## EXERCISE
Wherever a line holds the word "hivszam", copy that line out.

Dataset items
════════
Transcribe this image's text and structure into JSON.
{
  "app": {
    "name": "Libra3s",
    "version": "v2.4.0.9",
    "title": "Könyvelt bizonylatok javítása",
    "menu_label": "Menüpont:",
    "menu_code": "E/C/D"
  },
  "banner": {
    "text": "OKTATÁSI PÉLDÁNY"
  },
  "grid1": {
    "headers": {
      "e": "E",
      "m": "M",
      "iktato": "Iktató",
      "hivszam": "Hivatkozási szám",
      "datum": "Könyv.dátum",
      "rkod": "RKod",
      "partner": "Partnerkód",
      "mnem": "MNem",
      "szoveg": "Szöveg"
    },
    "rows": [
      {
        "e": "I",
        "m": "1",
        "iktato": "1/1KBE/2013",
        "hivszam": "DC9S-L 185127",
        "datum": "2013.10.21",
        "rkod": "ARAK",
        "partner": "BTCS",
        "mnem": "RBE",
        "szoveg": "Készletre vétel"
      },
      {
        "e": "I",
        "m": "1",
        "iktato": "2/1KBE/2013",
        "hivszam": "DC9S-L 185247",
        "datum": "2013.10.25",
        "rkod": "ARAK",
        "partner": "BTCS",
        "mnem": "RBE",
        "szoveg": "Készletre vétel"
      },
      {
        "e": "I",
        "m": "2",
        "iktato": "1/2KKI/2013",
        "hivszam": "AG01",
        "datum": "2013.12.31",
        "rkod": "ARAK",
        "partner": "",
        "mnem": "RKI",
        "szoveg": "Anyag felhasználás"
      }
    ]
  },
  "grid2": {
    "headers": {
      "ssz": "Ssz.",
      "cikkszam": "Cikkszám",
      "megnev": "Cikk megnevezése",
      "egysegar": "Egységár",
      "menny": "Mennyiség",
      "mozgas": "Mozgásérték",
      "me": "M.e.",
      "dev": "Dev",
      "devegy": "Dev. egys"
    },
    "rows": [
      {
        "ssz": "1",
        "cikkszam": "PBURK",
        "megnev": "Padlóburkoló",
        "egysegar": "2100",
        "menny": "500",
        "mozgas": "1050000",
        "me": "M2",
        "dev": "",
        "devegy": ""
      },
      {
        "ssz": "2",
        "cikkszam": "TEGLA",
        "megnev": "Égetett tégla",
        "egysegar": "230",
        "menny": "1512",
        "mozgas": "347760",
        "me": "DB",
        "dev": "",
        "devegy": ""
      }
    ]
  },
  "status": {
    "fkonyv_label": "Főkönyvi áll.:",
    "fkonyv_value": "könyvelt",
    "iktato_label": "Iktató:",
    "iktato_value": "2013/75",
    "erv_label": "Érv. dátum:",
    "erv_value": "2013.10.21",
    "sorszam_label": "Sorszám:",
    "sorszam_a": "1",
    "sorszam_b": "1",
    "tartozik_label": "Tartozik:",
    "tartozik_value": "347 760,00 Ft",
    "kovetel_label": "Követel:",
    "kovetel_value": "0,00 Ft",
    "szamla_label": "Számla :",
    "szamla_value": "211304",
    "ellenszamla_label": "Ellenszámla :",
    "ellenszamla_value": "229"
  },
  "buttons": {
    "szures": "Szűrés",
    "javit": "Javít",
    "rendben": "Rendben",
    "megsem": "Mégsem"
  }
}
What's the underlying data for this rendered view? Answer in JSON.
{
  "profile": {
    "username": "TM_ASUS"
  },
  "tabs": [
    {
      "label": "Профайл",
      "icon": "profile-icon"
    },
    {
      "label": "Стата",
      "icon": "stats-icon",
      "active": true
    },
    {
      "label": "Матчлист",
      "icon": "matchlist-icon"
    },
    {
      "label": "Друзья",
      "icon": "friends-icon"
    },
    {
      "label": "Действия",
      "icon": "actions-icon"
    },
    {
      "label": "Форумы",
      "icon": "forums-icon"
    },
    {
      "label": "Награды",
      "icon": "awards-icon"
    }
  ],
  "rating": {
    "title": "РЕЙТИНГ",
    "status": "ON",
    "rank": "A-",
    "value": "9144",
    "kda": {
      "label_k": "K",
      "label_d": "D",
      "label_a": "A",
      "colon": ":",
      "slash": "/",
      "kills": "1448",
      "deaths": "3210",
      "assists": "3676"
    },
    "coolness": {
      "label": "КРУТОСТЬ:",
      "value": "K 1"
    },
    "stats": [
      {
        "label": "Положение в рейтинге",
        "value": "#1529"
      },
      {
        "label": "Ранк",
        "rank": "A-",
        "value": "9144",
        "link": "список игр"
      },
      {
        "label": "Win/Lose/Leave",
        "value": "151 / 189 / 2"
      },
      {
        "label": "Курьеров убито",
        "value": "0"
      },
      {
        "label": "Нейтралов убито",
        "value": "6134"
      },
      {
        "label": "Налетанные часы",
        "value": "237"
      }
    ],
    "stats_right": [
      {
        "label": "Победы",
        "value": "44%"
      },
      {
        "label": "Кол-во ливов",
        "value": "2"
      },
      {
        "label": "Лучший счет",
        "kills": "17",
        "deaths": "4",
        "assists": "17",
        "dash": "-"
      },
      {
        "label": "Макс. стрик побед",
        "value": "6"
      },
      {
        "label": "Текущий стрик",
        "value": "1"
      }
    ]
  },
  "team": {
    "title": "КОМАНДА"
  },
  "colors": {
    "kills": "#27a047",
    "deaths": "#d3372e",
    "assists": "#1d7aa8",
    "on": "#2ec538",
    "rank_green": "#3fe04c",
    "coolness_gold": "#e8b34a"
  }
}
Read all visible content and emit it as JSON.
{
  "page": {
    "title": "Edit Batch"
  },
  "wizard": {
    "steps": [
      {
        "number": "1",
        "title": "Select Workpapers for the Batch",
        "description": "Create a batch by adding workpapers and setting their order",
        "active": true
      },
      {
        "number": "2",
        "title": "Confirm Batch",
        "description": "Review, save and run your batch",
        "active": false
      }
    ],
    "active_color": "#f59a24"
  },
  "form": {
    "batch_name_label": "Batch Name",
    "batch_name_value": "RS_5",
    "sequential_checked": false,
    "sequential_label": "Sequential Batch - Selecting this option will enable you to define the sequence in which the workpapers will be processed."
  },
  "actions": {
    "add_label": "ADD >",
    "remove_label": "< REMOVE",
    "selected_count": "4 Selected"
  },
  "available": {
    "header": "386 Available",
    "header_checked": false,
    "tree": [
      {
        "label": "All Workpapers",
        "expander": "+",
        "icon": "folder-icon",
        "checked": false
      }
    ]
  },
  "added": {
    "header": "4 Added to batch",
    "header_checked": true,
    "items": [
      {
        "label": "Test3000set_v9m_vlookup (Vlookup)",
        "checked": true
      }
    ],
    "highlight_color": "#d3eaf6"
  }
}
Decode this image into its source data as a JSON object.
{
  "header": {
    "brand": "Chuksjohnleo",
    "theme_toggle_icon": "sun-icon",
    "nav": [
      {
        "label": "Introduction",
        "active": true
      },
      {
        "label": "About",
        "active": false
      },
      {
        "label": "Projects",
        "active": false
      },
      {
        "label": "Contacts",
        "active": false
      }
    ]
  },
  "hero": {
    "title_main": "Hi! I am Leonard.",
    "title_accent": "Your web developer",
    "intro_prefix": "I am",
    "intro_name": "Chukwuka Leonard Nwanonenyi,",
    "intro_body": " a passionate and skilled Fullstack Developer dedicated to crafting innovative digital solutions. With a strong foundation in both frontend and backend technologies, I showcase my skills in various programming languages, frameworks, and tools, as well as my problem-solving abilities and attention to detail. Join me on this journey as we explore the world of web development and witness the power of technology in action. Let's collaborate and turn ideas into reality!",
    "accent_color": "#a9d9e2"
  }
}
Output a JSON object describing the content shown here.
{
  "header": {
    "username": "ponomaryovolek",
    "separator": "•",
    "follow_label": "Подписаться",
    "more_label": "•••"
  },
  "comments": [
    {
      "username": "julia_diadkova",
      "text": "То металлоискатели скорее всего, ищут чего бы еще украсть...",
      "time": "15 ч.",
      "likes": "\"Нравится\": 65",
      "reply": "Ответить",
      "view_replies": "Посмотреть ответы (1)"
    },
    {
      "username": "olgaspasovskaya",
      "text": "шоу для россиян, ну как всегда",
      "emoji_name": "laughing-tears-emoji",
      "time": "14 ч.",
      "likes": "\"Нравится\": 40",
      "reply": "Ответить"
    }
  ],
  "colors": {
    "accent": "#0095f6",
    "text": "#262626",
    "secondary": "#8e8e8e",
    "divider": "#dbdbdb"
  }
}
════════
## SOLUTION TO THIS TASK
      "hivszam": "Hivatkozási szám",
        "hivszam": "DC9S-L 185127",
        "hivszam": "DC9S-L 185247",
        "hivszam": "AG01",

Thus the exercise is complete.